● **Short task**: Copy out the records in full, word for word, without pictures.
* begin Data for processing *
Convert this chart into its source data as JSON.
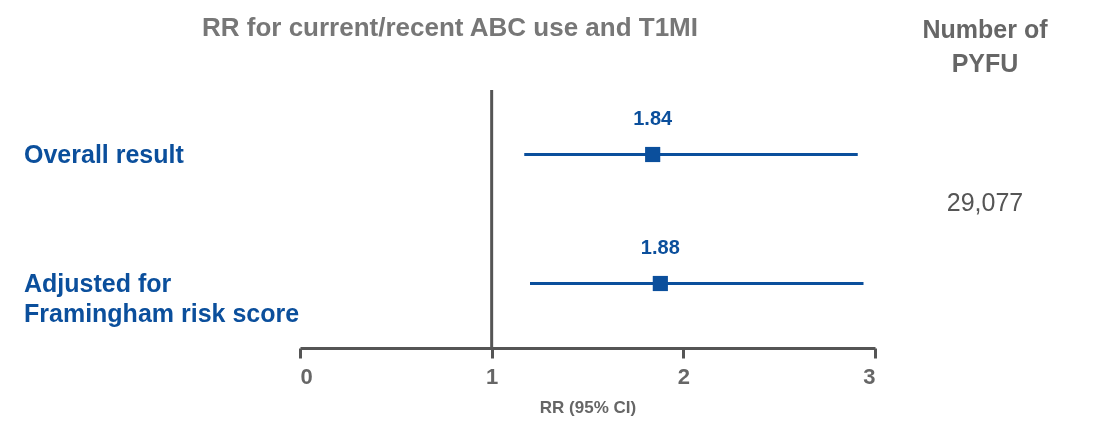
{
  "chart_data": {
    "type": "scatter",
    "orientation": "horizontal",
    "title": "RR for current/recent ABC use and T1MI",
    "xlabel": "RR (95% CI)",
    "categories": [
      "Overall result",
      "Adjusted for Framingham risk score"
    ],
    "values": [
      1.84,
      1.88
    ],
    "errors": [
      [
        1.17,
        2.91
      ],
      [
        1.2,
        2.94
      ]
    ],
    "color": "#0b4f9c",
    "marker": "square",
    "data_labels": true,
    "xlim": [
      0,
      3
    ],
    "xticks": [
      0,
      1,
      2,
      3
    ],
    "ref_lines": [
      {
        "axis": "x",
        "value": 1,
        "color": "#555555"
      }
    ],
    "annotations": [
      "Number of PYFU",
      "29,077"
    ]
  }
}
* end Data for processing *
● **Task solution**:
Convert this chart into its source data as JSON.
{
  "chart_data": {
    "type": "scatter",
    "orientation": "horizontal",
    "title": "RR for current/recent ABC use and T1MI",
    "xlabel": "RR (95% CI)",
    "categories": [
      "Overall result",
      "Adjusted for Framingham risk score"
    ],
    "values": [
      1.84,
      1.88
    ],
    "errors": [
      [
        1.17,
        2.91
      ],
      [
        1.2,
        2.94
      ]
    ],
    "color": "#0b4f9c",
    "marker": "square",
    "data_labels": true,
    "xlim": [
      0,
      3
    ],
    "xticks": [
      0,
      1,
      2,
      3
    ],
    "ref_lines": [
      {
        "axis": "x",
        "value": 1,
        "color": "#555555"
      }
    ],
    "annotations": [
      "Number of PYFU",
      "29,077"
    ]
  }
}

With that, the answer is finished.